What you should do
Give the material below as a JSON list of strings, one string per line, leaving out blank lines.

=== Given data ===

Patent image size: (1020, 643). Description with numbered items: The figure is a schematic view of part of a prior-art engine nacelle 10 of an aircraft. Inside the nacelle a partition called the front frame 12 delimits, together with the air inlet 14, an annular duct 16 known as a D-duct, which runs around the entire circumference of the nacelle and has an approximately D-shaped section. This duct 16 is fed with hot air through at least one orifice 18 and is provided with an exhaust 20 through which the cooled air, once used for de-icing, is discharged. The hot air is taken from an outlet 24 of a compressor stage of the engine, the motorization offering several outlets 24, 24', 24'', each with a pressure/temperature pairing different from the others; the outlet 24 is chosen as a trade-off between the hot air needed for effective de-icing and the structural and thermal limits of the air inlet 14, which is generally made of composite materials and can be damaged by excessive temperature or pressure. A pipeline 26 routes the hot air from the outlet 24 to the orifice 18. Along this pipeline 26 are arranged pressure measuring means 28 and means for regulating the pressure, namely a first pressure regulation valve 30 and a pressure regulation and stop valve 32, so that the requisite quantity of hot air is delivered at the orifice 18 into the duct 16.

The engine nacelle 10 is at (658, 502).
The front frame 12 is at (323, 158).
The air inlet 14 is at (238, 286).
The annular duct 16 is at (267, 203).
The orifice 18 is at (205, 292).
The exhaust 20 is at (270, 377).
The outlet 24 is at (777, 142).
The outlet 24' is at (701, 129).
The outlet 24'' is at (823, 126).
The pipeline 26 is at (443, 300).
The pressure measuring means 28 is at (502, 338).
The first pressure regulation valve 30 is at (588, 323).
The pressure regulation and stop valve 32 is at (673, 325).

===

The output
[
  "Patent image size: (1020, 643). Description with numbered items: The figure is a schematic view of part of a prior-art engine nacelle 10 of an aircraft. Inside the nacelle a partition called the front frame 12 delimits, together with the air inlet 14, an annular duct 16 known as a D-duct, which runs around the entire circumference of the nacelle and has an approximately D-shaped section. This duct 16 is fed with hot air through at least one orifice 18 and is provided with an exhaust 20 through which the cooled air, once used for de-icing, is discharged. The hot air is taken from an outlet 24 of a compressor stage of the engine, the motorization offering several outlets 24, 24', 24'', each with a pressure/temperature pairing different from the others; the outlet 24 is chosen as a trade-off between the hot air needed for effective de-icing and the structural and thermal limits of the air inlet 14, which is generally made of composite materials and can be damaged by excessive temperature or pressure. A pipeline 26 routes the hot air from the outlet 24 to the orifice 18. Along this pipeline 26 are arranged pressure measuring means 28 and means for regulating the pressure, namely a first pressure regulation valve 30 and a pressure regulation and stop valve 32, so that the requisite quantity of hot air is delivered at the orifice 18 into the duct 16.",
  "The engine nacelle 10 is at (658, 502).",
  "The front frame 12 is at (323, 158).",
  "The air inlet 14 is at (238, 286).",
  "The annular duct 16 is at (267, 203).",
  "The orifice 18 is at (205, 292).",
  "The exhaust 20 is at (270, 377).",
  "The outlet 24 is at (777, 142).",
  "The outlet 24' is at (701, 129).",
  "The outlet 24'' is at (823, 126).",
  "The pipeline 26 is at (443, 300).",
  "The pressure measuring means 28 is at (502, 338).",
  "The first pressure regulation valve 30 is at (588, 323).",
  "The pressure regulation and stop valve 32 is at (673, 325)."
]